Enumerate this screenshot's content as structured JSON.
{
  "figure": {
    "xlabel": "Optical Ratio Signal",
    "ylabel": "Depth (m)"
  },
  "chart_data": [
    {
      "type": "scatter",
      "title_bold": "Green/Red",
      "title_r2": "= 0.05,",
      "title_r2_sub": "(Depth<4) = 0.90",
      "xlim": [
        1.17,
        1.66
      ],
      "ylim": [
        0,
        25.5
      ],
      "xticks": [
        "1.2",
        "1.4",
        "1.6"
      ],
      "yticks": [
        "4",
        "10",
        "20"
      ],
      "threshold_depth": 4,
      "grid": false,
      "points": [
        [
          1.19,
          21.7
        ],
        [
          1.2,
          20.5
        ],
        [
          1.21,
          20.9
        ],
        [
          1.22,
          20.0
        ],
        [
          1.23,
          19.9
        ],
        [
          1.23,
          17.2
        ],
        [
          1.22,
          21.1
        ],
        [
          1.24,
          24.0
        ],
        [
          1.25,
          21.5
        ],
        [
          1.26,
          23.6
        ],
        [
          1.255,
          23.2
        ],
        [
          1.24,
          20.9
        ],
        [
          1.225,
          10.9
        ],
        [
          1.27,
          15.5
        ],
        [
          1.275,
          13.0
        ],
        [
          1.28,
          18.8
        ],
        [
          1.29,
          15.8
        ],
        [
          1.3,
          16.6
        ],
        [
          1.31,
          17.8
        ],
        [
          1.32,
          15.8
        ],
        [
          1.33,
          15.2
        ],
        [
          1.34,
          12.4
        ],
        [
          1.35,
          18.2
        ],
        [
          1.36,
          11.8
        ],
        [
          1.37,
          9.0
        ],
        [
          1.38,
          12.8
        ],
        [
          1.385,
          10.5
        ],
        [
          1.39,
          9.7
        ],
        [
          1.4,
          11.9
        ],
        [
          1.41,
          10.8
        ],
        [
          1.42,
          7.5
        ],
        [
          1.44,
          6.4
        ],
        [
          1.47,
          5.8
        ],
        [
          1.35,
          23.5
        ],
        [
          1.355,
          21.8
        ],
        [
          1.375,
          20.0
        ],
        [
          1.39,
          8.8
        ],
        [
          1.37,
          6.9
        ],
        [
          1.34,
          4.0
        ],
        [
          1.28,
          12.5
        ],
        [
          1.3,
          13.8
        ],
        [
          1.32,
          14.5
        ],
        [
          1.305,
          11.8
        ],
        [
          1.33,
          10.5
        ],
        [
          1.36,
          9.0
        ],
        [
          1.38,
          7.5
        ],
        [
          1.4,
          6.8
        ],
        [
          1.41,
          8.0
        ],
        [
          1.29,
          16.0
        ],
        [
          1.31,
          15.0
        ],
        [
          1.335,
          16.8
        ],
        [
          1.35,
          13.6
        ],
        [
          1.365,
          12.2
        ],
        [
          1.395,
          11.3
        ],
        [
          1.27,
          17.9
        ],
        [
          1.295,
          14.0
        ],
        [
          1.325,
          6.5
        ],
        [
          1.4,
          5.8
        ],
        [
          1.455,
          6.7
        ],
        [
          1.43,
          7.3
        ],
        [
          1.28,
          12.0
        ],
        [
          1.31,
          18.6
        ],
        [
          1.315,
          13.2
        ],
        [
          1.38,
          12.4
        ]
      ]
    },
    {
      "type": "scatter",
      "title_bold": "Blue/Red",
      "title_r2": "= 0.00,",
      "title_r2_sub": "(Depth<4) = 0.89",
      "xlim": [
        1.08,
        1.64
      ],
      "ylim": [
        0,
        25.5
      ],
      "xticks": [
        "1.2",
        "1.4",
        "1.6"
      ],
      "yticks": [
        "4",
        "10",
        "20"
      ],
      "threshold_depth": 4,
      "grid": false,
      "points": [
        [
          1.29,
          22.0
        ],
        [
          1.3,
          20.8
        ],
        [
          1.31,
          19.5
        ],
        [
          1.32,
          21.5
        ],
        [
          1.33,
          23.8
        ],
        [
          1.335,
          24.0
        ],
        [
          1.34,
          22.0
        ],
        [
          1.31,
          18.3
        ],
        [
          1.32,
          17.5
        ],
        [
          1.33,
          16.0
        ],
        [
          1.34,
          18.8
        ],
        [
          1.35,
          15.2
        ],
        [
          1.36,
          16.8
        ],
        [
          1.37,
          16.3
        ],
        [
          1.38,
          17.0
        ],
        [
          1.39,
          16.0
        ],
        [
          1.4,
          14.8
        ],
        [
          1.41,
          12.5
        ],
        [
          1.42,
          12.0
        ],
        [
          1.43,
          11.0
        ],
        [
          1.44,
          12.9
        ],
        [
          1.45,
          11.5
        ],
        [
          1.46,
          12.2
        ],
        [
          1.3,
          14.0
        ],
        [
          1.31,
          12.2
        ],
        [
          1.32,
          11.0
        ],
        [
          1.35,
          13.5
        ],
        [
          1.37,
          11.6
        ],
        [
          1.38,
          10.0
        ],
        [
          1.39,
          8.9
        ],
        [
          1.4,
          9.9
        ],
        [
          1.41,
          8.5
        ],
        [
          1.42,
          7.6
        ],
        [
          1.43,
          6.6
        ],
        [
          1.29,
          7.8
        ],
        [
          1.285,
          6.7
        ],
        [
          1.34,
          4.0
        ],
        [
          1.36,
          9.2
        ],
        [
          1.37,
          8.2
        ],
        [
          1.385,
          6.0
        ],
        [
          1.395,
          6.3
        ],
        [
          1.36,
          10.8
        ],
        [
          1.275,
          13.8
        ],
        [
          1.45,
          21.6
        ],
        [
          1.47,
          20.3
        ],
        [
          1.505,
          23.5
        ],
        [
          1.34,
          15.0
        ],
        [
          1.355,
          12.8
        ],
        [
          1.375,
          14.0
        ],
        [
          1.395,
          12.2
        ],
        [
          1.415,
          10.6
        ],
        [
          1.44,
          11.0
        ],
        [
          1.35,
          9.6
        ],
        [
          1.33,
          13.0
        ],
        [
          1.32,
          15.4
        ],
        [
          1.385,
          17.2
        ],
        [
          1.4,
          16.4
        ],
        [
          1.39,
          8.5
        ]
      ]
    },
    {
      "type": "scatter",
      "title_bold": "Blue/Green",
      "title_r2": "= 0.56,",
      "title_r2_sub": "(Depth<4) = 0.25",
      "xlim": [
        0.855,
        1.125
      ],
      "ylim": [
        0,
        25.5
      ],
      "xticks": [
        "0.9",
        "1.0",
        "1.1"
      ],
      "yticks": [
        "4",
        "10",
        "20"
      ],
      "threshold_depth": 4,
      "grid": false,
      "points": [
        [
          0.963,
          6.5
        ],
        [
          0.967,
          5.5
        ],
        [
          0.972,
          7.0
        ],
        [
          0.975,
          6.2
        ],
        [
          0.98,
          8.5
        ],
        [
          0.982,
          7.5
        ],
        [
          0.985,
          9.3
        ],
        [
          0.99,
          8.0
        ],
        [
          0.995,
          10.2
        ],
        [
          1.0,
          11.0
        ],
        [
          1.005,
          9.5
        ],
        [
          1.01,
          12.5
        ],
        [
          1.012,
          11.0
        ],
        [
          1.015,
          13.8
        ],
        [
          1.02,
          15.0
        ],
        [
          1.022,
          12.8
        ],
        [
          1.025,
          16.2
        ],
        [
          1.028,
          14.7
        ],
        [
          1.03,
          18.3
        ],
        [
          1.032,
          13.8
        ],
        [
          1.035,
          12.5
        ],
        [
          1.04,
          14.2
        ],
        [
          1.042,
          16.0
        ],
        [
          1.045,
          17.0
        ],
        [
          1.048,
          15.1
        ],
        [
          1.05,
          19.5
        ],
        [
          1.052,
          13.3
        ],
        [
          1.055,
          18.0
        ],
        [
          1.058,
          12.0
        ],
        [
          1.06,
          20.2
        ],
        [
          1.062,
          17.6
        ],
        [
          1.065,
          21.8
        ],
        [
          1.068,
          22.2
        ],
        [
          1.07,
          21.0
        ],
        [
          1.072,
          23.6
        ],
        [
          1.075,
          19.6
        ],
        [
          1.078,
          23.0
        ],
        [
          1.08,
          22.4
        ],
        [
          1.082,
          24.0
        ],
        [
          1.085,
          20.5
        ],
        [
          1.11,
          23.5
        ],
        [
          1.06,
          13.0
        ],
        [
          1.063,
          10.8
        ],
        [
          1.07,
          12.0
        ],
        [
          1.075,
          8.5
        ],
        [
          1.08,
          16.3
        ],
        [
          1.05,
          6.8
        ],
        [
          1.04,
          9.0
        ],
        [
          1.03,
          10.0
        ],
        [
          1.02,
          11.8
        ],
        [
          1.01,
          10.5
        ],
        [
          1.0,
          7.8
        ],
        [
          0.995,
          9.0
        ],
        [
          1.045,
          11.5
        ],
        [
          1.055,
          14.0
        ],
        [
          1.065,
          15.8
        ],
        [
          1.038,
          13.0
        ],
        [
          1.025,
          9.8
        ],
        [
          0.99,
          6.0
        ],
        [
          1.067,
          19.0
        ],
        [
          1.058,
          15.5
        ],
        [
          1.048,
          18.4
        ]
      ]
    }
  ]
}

▶ _What you should do_: Check each line above for "Blue" and return the ones that have it.

▶ _Output for this exercise_:
      "title_bold": "Blue/Red",
      "title_bold": "Blue/Green",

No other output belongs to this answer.